>> BEGIN INFORMATION PROVIDED
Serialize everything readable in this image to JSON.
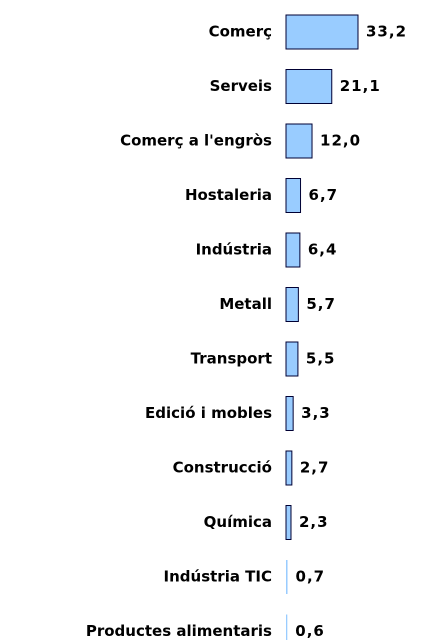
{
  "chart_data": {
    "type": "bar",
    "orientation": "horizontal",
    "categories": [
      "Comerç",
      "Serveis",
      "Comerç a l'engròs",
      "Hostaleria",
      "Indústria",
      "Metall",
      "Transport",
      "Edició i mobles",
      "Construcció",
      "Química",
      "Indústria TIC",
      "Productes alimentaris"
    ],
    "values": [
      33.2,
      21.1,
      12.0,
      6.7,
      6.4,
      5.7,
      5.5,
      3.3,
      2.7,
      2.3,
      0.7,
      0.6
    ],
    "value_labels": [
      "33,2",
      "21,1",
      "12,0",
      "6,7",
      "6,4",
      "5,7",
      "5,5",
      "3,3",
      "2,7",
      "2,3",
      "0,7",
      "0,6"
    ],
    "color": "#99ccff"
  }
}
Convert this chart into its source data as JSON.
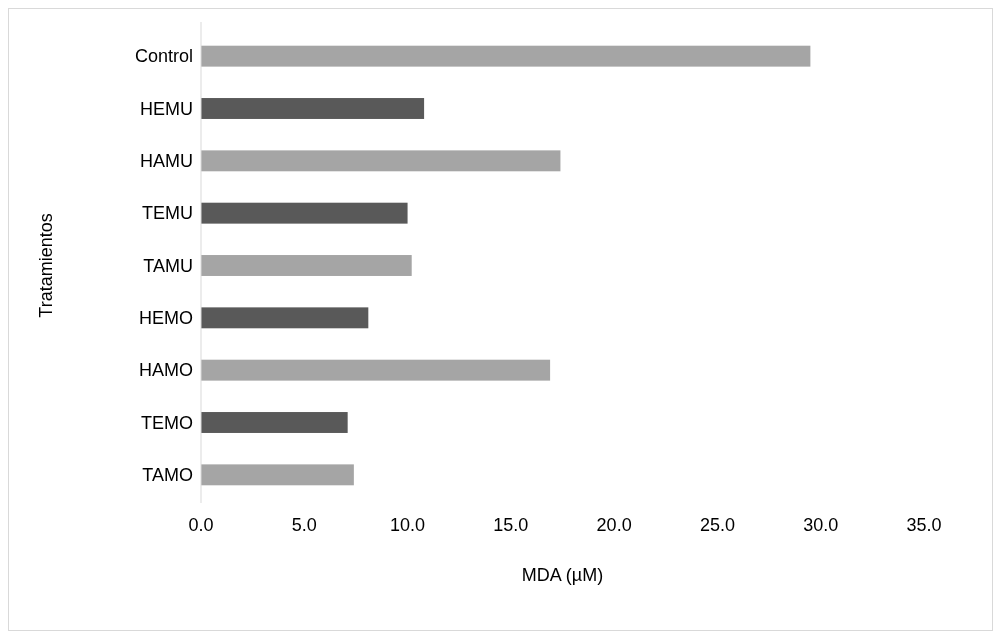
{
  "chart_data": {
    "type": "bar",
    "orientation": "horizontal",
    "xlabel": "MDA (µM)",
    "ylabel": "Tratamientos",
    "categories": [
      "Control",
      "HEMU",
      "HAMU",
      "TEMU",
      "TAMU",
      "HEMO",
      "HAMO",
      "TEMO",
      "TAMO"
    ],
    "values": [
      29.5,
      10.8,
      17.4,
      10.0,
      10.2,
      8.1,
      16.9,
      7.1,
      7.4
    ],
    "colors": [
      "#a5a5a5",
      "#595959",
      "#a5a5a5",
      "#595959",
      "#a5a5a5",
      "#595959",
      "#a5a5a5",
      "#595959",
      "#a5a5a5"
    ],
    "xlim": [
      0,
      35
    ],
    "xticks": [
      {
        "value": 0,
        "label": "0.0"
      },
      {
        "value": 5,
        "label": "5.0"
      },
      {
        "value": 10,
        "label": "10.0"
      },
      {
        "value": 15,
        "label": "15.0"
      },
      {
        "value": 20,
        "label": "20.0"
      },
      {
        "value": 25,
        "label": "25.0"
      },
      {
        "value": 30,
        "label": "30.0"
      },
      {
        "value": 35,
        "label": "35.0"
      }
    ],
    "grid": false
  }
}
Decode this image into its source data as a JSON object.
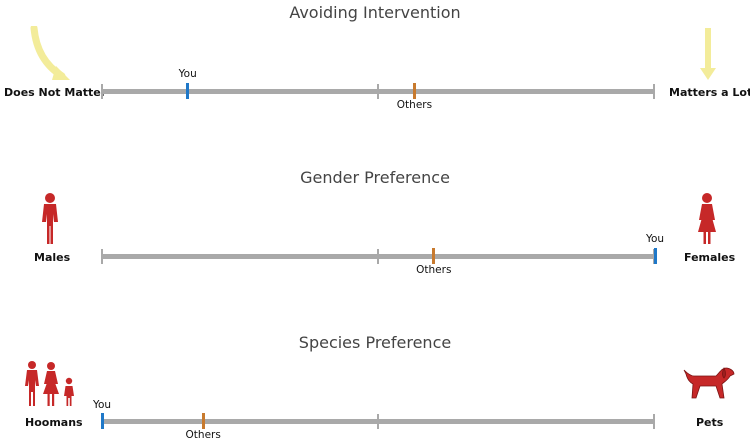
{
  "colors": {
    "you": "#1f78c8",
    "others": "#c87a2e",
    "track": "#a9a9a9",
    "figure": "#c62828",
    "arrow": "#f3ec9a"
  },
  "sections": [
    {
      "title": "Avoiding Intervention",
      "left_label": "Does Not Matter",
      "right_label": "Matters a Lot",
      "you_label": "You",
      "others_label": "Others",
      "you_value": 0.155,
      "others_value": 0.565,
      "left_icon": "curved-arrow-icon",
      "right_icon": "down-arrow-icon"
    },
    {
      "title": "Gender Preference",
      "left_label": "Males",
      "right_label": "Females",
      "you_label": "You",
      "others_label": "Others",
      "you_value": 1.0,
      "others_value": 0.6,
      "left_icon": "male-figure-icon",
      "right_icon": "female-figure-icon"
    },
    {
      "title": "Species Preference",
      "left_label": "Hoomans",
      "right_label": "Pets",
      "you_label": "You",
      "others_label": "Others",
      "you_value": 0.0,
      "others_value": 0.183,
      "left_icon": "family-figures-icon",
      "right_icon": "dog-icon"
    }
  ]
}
>> END INFORMATION PROVIDED
Pick each line holding the word "icon" out of the listing.

OUTPUT:
      "left_icon": "curved-arrow-icon",
      "right_icon": "down-arrow-icon"
      "left_icon": "male-figure-icon",
      "right_icon": "female-figure-icon"
      "left_icon": "family-figures-icon",
      "right_icon": "dog-icon"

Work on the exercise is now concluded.